• **Instructions for the task**
Quote every line as given.
┏━━
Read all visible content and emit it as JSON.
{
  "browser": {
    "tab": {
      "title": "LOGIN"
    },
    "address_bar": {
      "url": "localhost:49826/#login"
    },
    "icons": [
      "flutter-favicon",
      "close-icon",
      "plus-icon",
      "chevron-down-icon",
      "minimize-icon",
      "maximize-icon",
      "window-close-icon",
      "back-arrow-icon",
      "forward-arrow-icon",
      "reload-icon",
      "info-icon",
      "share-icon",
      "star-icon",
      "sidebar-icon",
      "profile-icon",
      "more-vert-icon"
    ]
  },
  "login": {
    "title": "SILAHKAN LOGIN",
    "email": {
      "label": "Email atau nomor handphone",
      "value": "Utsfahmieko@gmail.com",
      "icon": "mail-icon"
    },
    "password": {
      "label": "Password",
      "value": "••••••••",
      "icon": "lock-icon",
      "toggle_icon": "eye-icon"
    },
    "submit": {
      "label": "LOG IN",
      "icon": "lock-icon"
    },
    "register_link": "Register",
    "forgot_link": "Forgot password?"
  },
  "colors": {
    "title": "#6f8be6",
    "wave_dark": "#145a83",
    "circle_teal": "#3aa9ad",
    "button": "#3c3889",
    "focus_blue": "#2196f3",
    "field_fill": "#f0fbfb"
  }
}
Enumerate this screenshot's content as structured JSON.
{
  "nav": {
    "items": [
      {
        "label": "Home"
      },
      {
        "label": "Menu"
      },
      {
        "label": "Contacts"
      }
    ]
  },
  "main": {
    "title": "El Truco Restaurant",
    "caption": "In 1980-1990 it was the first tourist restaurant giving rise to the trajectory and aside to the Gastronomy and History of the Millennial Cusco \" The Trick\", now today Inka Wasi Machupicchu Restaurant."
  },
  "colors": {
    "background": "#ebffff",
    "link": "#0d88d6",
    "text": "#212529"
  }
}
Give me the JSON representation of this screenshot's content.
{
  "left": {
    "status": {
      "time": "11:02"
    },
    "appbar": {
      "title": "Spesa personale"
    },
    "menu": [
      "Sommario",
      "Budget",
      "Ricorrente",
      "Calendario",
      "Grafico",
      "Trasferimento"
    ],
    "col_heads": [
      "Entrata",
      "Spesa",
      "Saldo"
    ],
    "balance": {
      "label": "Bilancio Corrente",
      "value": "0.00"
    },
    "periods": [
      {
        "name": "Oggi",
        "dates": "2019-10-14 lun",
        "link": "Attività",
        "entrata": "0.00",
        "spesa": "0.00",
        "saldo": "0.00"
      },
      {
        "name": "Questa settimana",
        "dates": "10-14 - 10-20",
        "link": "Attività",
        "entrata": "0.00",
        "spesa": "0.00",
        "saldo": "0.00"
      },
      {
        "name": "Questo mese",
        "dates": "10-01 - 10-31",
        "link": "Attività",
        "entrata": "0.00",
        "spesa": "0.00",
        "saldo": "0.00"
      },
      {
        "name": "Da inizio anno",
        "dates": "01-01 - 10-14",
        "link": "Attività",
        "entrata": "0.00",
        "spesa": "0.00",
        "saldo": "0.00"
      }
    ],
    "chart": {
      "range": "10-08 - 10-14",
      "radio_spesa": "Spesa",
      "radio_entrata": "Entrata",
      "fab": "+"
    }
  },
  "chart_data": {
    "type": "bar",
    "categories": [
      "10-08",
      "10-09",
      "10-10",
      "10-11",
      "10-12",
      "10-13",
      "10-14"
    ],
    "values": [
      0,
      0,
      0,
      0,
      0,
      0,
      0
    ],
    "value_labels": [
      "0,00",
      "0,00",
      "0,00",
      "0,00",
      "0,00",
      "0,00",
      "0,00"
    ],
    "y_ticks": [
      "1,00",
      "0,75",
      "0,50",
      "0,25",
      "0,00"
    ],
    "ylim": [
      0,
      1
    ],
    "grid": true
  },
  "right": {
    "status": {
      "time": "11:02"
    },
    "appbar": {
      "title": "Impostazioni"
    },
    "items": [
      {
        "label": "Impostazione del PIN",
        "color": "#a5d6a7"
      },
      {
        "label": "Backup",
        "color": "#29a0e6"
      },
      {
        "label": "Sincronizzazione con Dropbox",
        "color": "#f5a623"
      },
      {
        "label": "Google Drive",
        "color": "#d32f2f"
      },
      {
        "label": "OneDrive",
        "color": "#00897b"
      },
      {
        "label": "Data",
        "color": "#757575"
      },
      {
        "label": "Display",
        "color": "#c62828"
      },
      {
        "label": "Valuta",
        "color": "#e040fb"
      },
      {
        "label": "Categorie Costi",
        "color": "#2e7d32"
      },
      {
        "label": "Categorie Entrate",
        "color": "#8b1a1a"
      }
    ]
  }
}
┗━━
• **Exercise response**
Read all visible content and emit it as JSON.
{
  "browser": {
    "tab": {
      "title": "LOGIN"
    },
    "address_bar": {
      "url": "localhost:49826/#login"
    },
    "icons": [
      "flutter-favicon",
      "close-icon",
      "plus-icon",
      "chevron-down-icon",
      "minimize-icon",
      "maximize-icon",
      "window-close-icon",
      "back-arrow-icon",
      "forward-arrow-icon",
      "reload-icon",
      "info-icon",
      "share-icon",
      "star-icon",
      "sidebar-icon",
      "profile-icon",
      "more-vert-icon"
    ]
  },
  "login": {
    "title": "SILAHKAN LOGIN",
    "email": {
      "label": "Email atau nomor handphone",
      "value": "Utsfahmieko@gmail.com",
      "icon": "mail-icon"
    },
    "password": {
      "label": "Password",
      "value": "••••••••",
      "icon": "lock-icon",
      "toggle_icon": "eye-icon"
    },
    "submit": {
      "label": "LOG IN",
      "icon": "lock-icon"
    },
    "register_link": "Register",
    "forgot_link": "Forgot password?"
  },
  "colors": {
    "title": "#6f8be6",
    "wave_dark": "#145a83",
    "circle_teal": "#3aa9ad",
    "button": "#3c3889",
    "focus_blue": "#2196f3",
    "field_fill": "#f0fbfb"
  }
}
Enumerate this screenshot's content as structured JSON.
{
  "nav": {
    "items": [
      {
        "label": "Home"
      },
      {
        "label": "Menu"
      },
      {
        "label": "Contacts"
      }
    ]
  },
  "main": {
    "title": "El Truco Restaurant",
    "caption": "In 1980-1990 it was the first tourist restaurant giving rise to the trajectory and aside to the Gastronomy and History of the Millennial Cusco \" The Trick\", now today Inka Wasi Machupicchu Restaurant."
  },
  "colors": {
    "background": "#ebffff",
    "link": "#0d88d6",
    "text": "#212529"
  }
}
Give me the JSON representation of this screenshot's content.
{
  "left": {
    "status": {
      "time": "11:02"
    },
    "appbar": {
      "title": "Spesa personale"
    },
    "menu": [
      "Sommario",
      "Budget",
      "Ricorrente",
      "Calendario",
      "Grafico",
      "Trasferimento"
    ],
    "col_heads": [
      "Entrata",
      "Spesa",
      "Saldo"
    ],
    "balance": {
      "label": "Bilancio Corrente",
      "value": "0.00"
    },
    "periods": [
      {
        "name": "Oggi",
        "dates": "2019-10-14 lun",
        "link": "Attività",
        "entrata": "0.00",
        "spesa": "0.00",
        "saldo": "0.00"
      },
      {
        "name": "Questa settimana",
        "dates": "10-14 - 10-20",
        "link": "Attività",
        "entrata": "0.00",
        "spesa": "0.00",
        "saldo": "0.00"
      },
      {
        "name": "Questo mese",
        "dates": "10-01 - 10-31",
        "link": "Attività",
        "entrata": "0.00",
        "spesa": "0.00",
        "saldo": "0.00"
      },
      {
        "name": "Da inizio anno",
        "dates": "01-01 - 10-14",
        "link": "Attività",
        "entrata": "0.00",
        "spesa": "0.00",
        "saldo": "0.00"
      }
    ],
    "chart": {
      "range": "10-08 - 10-14",
      "radio_spesa": "Spesa",
      "radio_entrata": "Entrata",
      "fab": "+"
    }
  },
  "chart_data": {
    "type": "bar",
    "categories": [
      "10-08",
      "10-09",
      "10-10",
      "10-11",
      "10-12",
      "10-13",
      "10-14"
    ],
    "values": [
      0,
      0,
      0,
      0,
      0,
      0,
      0
    ],
    "value_labels": [
      "0,00",
      "0,00",
      "0,00",
      "0,00",
      "0,00",
      "0,00",
      "0,00"
    ],
    "y_ticks": [
      "1,00",
      "0,75",
      "0,50",
      "0,25",
      "0,00"
    ],
    "ylim": [
      0,
      1
    ],
    "grid": true
  },
  "right": {
    "status": {
      "time": "11:02"
    },
    "appbar": {
      "title": "Impostazioni"
    },
    "items": [
      {
        "label": "Impostazione del PIN",
        "color": "#a5d6a7"
      },
      {
        "label": "Backup",
        "color": "#29a0e6"
      },
      {
        "label": "Sincronizzazione con Dropbox",
        "color": "#f5a623"
      },
      {
        "label": "Google Drive",
        "color": "#d32f2f"
      },
      {
        "label": "OneDrive",
        "color": "#00897b"
      },
      {
        "label": "Data",
        "color": "#757575"
      },
      {
        "label": "Display",
        "color": "#c62828"
      },
      {
        "label": "Valuta",
        "color": "#e040fb"
      },
      {
        "label": "Categorie Costi",
        "color": "#2e7d32"
      },
      {
        "label": "Categorie Entrate",
        "color": "#8b1a1a"
      }
    ]
  }
}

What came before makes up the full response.